**INSTRUCTIONS TO FOLLOW**
Each entry must be given again exactly as it appears, with images excluded.

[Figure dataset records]
*****
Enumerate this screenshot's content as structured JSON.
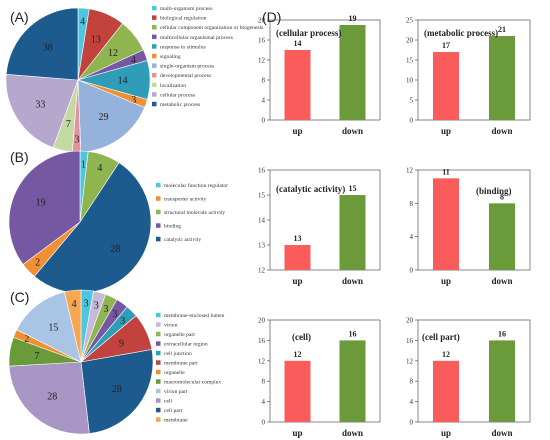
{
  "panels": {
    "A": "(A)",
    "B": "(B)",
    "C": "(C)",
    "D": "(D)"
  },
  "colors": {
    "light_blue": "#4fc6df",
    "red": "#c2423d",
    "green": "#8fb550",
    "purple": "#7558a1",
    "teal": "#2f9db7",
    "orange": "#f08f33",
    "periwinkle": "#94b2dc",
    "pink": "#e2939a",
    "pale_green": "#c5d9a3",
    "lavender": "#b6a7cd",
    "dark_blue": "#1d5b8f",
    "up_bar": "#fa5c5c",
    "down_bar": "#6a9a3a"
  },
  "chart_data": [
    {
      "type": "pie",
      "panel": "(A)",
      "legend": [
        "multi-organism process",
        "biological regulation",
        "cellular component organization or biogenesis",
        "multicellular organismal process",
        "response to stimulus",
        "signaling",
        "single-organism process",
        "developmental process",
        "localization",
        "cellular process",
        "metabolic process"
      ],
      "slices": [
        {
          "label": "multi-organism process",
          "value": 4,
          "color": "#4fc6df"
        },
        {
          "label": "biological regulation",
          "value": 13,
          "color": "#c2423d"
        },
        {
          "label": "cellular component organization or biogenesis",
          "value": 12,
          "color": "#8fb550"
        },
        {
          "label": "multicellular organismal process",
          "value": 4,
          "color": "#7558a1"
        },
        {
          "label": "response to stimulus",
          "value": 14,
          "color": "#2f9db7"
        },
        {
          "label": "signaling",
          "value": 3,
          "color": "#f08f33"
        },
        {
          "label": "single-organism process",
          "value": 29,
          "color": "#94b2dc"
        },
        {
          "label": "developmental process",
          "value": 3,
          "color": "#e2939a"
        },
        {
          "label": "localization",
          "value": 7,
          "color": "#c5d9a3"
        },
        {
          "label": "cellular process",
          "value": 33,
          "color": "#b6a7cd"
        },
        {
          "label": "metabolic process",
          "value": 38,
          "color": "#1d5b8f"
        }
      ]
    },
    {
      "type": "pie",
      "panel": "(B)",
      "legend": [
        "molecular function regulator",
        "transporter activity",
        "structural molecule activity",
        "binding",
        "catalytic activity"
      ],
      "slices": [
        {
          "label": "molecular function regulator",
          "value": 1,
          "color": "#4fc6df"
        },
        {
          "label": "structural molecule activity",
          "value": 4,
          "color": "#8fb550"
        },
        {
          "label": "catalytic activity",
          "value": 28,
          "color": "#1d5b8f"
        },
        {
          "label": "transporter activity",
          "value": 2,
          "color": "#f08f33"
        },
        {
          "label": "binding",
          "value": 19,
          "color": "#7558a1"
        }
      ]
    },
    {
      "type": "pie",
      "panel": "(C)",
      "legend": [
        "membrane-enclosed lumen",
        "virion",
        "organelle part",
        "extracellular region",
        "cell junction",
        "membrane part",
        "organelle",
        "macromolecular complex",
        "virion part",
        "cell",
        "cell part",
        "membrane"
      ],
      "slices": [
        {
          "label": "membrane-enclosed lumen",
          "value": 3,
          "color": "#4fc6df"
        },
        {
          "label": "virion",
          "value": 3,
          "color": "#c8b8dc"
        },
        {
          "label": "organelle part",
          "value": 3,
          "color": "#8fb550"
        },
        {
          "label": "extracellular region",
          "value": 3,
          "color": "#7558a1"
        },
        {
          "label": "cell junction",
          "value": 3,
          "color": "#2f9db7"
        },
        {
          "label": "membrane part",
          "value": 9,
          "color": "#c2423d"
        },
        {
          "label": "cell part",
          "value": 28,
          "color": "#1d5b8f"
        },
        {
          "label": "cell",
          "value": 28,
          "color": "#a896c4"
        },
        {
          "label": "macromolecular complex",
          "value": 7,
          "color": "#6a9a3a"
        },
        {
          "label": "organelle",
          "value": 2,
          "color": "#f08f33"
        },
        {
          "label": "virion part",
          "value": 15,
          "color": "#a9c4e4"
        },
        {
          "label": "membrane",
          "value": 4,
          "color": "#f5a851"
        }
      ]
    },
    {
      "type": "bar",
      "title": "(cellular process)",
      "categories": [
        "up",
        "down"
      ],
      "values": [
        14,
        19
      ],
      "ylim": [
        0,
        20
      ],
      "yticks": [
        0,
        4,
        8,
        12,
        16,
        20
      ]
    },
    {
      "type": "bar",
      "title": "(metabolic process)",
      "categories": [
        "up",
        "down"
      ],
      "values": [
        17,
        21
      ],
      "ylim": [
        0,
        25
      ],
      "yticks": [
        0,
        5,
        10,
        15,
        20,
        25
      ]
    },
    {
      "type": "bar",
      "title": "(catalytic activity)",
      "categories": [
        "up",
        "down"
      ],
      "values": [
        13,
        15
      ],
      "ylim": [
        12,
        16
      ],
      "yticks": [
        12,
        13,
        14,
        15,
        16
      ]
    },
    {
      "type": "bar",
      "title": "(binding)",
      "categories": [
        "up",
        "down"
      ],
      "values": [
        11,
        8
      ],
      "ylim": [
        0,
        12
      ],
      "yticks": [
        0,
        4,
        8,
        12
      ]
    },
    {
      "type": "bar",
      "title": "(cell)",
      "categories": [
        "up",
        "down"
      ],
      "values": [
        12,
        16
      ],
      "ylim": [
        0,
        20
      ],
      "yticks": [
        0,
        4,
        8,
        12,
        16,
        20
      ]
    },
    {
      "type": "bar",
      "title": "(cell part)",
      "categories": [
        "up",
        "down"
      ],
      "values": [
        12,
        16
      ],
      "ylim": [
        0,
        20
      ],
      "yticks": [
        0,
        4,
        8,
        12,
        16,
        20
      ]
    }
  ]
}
*****
**EXERCISE RESPONSE**
Enumerate this screenshot's content as structured JSON.
{
  "panels": {
    "A": "(A)",
    "B": "(B)",
    "C": "(C)",
    "D": "(D)"
  },
  "colors": {
    "light_blue": "#4fc6df",
    "red": "#c2423d",
    "green": "#8fb550",
    "purple": "#7558a1",
    "teal": "#2f9db7",
    "orange": "#f08f33",
    "periwinkle": "#94b2dc",
    "pink": "#e2939a",
    "pale_green": "#c5d9a3",
    "lavender": "#b6a7cd",
    "dark_blue": "#1d5b8f",
    "up_bar": "#fa5c5c",
    "down_bar": "#6a9a3a"
  },
  "chart_data": [
    {
      "type": "pie",
      "panel": "(A)",
      "legend": [
        "multi-organism process",
        "biological regulation",
        "cellular component organization or biogenesis",
        "multicellular organismal process",
        "response to stimulus",
        "signaling",
        "single-organism process",
        "developmental process",
        "localization",
        "cellular process",
        "metabolic process"
      ],
      "slices": [
        {
          "label": "multi-organism process",
          "value": 4,
          "color": "#4fc6df"
        },
        {
          "label": "biological regulation",
          "value": 13,
          "color": "#c2423d"
        },
        {
          "label": "cellular component organization or biogenesis",
          "value": 12,
          "color": "#8fb550"
        },
        {
          "label": "multicellular organismal process",
          "value": 4,
          "color": "#7558a1"
        },
        {
          "label": "response to stimulus",
          "value": 14,
          "color": "#2f9db7"
        },
        {
          "label": "signaling",
          "value": 3,
          "color": "#f08f33"
        },
        {
          "label": "single-organism process",
          "value": 29,
          "color": "#94b2dc"
        },
        {
          "label": "developmental process",
          "value": 3,
          "color": "#e2939a"
        },
        {
          "label": "localization",
          "value": 7,
          "color": "#c5d9a3"
        },
        {
          "label": "cellular process",
          "value": 33,
          "color": "#b6a7cd"
        },
        {
          "label": "metabolic process",
          "value": 38,
          "color": "#1d5b8f"
        }
      ]
    },
    {
      "type": "pie",
      "panel": "(B)",
      "legend": [
        "molecular function regulator",
        "transporter activity",
        "structural molecule activity",
        "binding",
        "catalytic activity"
      ],
      "slices": [
        {
          "label": "molecular function regulator",
          "value": 1,
          "color": "#4fc6df"
        },
        {
          "label": "structural molecule activity",
          "value": 4,
          "color": "#8fb550"
        },
        {
          "label": "catalytic activity",
          "value": 28,
          "color": "#1d5b8f"
        },
        {
          "label": "transporter activity",
          "value": 2,
          "color": "#f08f33"
        },
        {
          "label": "binding",
          "value": 19,
          "color": "#7558a1"
        }
      ]
    },
    {
      "type": "pie",
      "panel": "(C)",
      "legend": [
        "membrane-enclosed lumen",
        "virion",
        "organelle part",
        "extracellular region",
        "cell junction",
        "membrane part",
        "organelle",
        "macromolecular complex",
        "virion part",
        "cell",
        "cell part",
        "membrane"
      ],
      "slices": [
        {
          "label": "membrane-enclosed lumen",
          "value": 3,
          "color": "#4fc6df"
        },
        {
          "label": "virion",
          "value": 3,
          "color": "#c8b8dc"
        },
        {
          "label": "organelle part",
          "value": 3,
          "color": "#8fb550"
        },
        {
          "label": "extracellular region",
          "value": 3,
          "color": "#7558a1"
        },
        {
          "label": "cell junction",
          "value": 3,
          "color": "#2f9db7"
        },
        {
          "label": "membrane part",
          "value": 9,
          "color": "#c2423d"
        },
        {
          "label": "cell part",
          "value": 28,
          "color": "#1d5b8f"
        },
        {
          "label": "cell",
          "value": 28,
          "color": "#a896c4"
        },
        {
          "label": "macromolecular complex",
          "value": 7,
          "color": "#6a9a3a"
        },
        {
          "label": "organelle",
          "value": 2,
          "color": "#f08f33"
        },
        {
          "label": "virion part",
          "value": 15,
          "color": "#a9c4e4"
        },
        {
          "label": "membrane",
          "value": 4,
          "color": "#f5a851"
        }
      ]
    },
    {
      "type": "bar",
      "title": "(cellular process)",
      "categories": [
        "up",
        "down"
      ],
      "values": [
        14,
        19
      ],
      "ylim": [
        0,
        20
      ],
      "yticks": [
        0,
        4,
        8,
        12,
        16,
        20
      ]
    },
    {
      "type": "bar",
      "title": "(metabolic process)",
      "categories": [
        "up",
        "down"
      ],
      "values": [
        17,
        21
      ],
      "ylim": [
        0,
        25
      ],
      "yticks": [
        0,
        5,
        10,
        15,
        20,
        25
      ]
    },
    {
      "type": "bar",
      "title": "(catalytic activity)",
      "categories": [
        "up",
        "down"
      ],
      "values": [
        13,
        15
      ],
      "ylim": [
        12,
        16
      ],
      "yticks": [
        12,
        13,
        14,
        15,
        16
      ]
    },
    {
      "type": "bar",
      "title": "(binding)",
      "categories": [
        "up",
        "down"
      ],
      "values": [
        11,
        8
      ],
      "ylim": [
        0,
        12
      ],
      "yticks": [
        0,
        4,
        8,
        12
      ]
    },
    {
      "type": "bar",
      "title": "(cell)",
      "categories": [
        "up",
        "down"
      ],
      "values": [
        12,
        16
      ],
      "ylim": [
        0,
        20
      ],
      "yticks": [
        0,
        4,
        8,
        12,
        16,
        20
      ]
    },
    {
      "type": "bar",
      "title": "(cell part)",
      "categories": [
        "up",
        "down"
      ],
      "values": [
        12,
        16
      ],
      "ylim": [
        0,
        20
      ],
      "yticks": [
        0,
        4,
        8,
        12,
        16,
        20
      ]
    }
  ]
}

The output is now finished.